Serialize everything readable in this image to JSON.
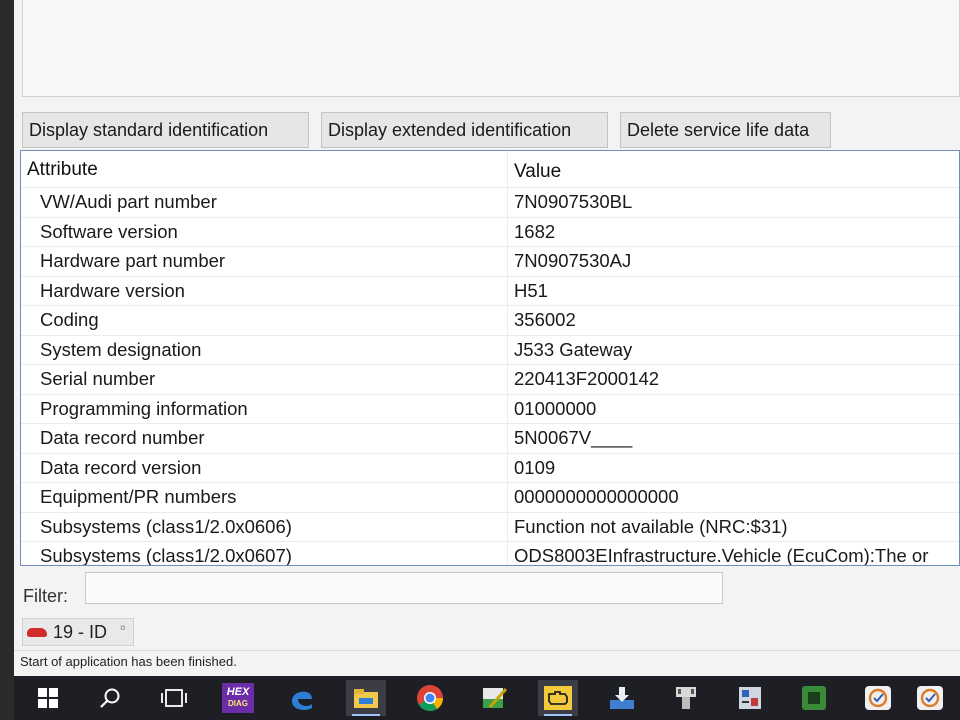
{
  "toolbar": {
    "btn_standard": "Display standard identification",
    "btn_extended": "Display extended identification",
    "btn_delete": "Delete service life data"
  },
  "table": {
    "col_attribute": "Attribute",
    "col_value": "Value",
    "rows": [
      {
        "attr": "VW/Audi part number",
        "value": "7N0907530BL"
      },
      {
        "attr": "Software version",
        "value": "1682"
      },
      {
        "attr": "Hardware part number",
        "value": "7N0907530AJ"
      },
      {
        "attr": "Hardware version",
        "value": "H51"
      },
      {
        "attr": "Coding",
        "value": "356002"
      },
      {
        "attr": "System designation",
        "value": "J533  Gateway"
      },
      {
        "attr": "Serial number",
        "value": "220413F2000142"
      },
      {
        "attr": "Programming information",
        "value": "01000000"
      },
      {
        "attr": "Data record number",
        "value": "5N0067V____"
      },
      {
        "attr": "Data record version",
        "value": "0109"
      },
      {
        "attr": "Equipment/PR numbers",
        "value": "0000000000000000"
      },
      {
        "attr": "Subsystems (class1/2.0x0606)",
        "value": "Function not available (NRC:$31)"
      },
      {
        "attr": "Subsystems (class1/2.0x0607)",
        "value": "ODS8003EInfrastructure.Vehicle (EcuCom):The or"
      }
    ]
  },
  "filter": {
    "label": "Filter:",
    "value": ""
  },
  "tab": {
    "label": "19 - ID",
    "close": "¤"
  },
  "status": {
    "text": "Start of application has been finished."
  },
  "taskbar": {
    "hex_line1": "HEX",
    "hex_line2": "DIAG"
  }
}
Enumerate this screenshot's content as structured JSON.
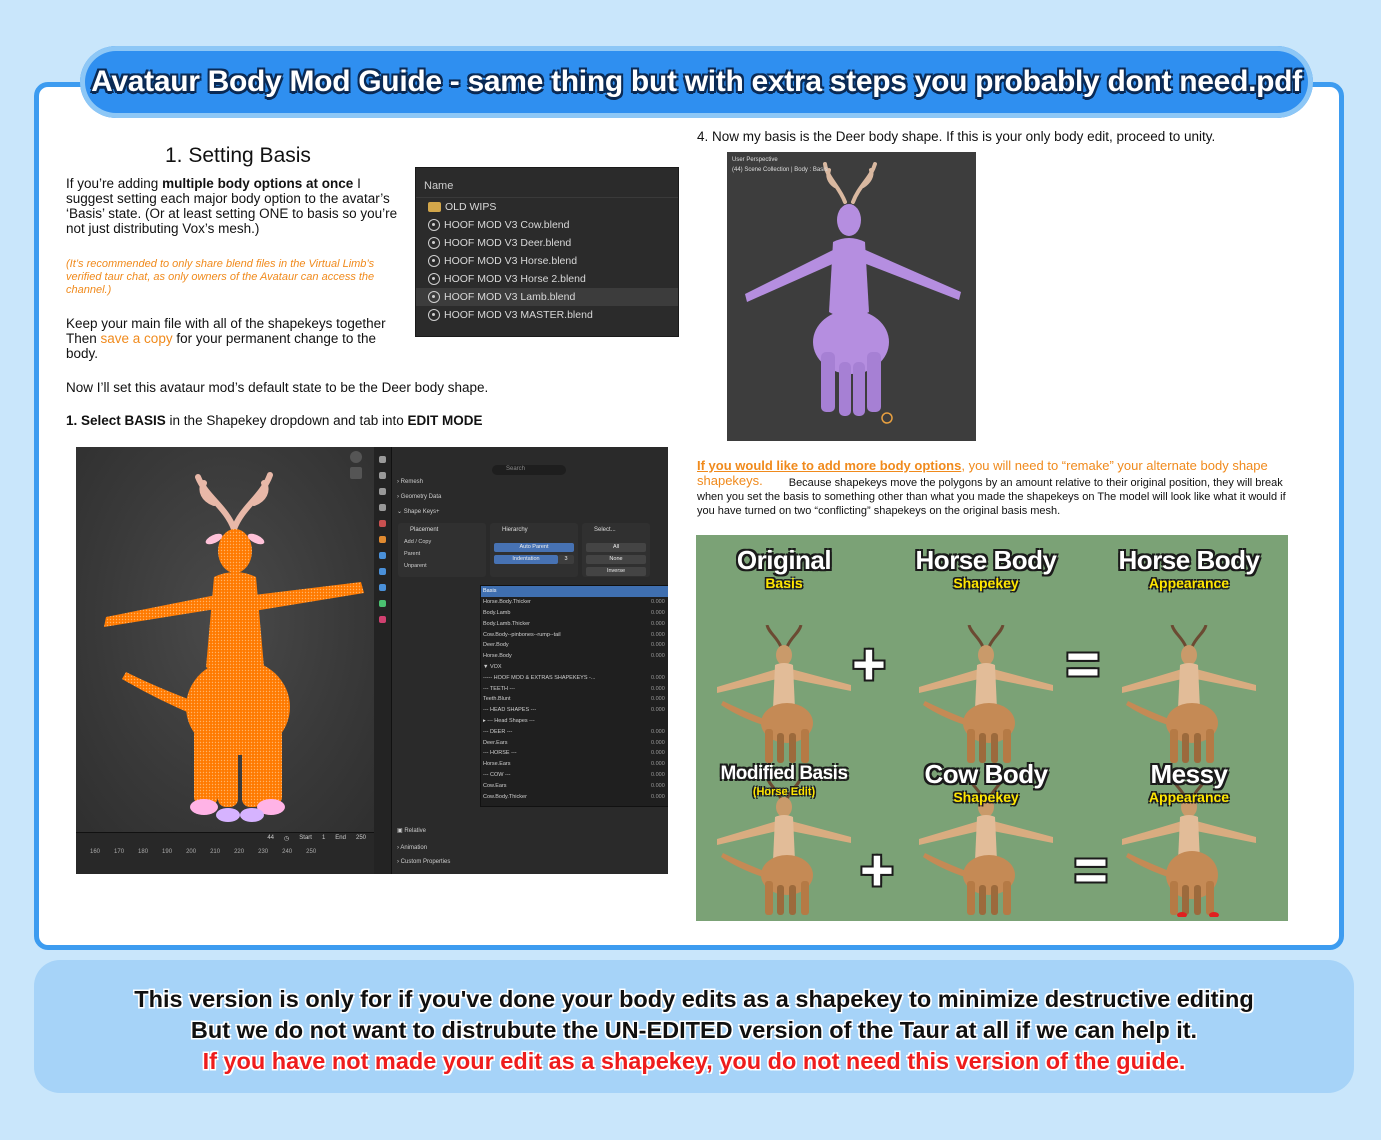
============================================================
Transcribe all of the records above character for character. Exclude the pictures.

Serialize everything readable in this image to JSON.
{
  "toolbar": {
    "btn_standard": "Display standard identification",
    "btn_extended": "Display extended identification",
    "btn_delete": "Delete service life data"
  },
  "table": {
    "col_attribute": "Attribute",
    "col_value": "Value",
    "rows": [
      {
        "attr": "VW/Audi part number",
        "value": "7N0907530BL"
      },
      {
        "attr": "Software version",
        "value": "1682"
      },
      {
        "attr": "Hardware part number",
        "value": "7N0907530AJ"
      },
      {
        "attr": "Hardware version",
        "value": "H51"
      },
      {
        "attr": "Coding",
        "value": "356002"
      },
      {
        "attr": "System designation",
        "value": "J533  Gateway"
      },
      {
        "attr": "Serial number",
        "value": "220413F2000142"
      },
      {
        "attr": "Programming information",
        "value": "01000000"
      },
      {
        "attr": "Data record number",
        "value": "5N0067V____"
      },
      {
        "attr": "Data record version",
        "value": "0109"
      },
      {
        "attr": "Equipment/PR numbers",
        "value": "0000000000000000"
      },
      {
        "attr": "Subsystems (class1/2.0x0606)",
        "value": "Function not available (NRC:$31)"
      },
      {
        "attr": "Subsystems (class1/2.0x0607)",
        "value": "ODS8003EInfrastructure.Vehicle (EcuCom):The or"
      }
    ]
  },
  "filter": {
    "label": "Filter:",
    "value": ""
  },
  "tab": {
    "label": "19 - ID",
    "close": "¤"
  },
  "status": {
    "text": "Start of application has been finished."
  },
  "taskbar": {
    "hex_line1": "HEX",
    "hex_line2": "DIAG"
  }
}
Enumerate this screenshot's content as structured JSON.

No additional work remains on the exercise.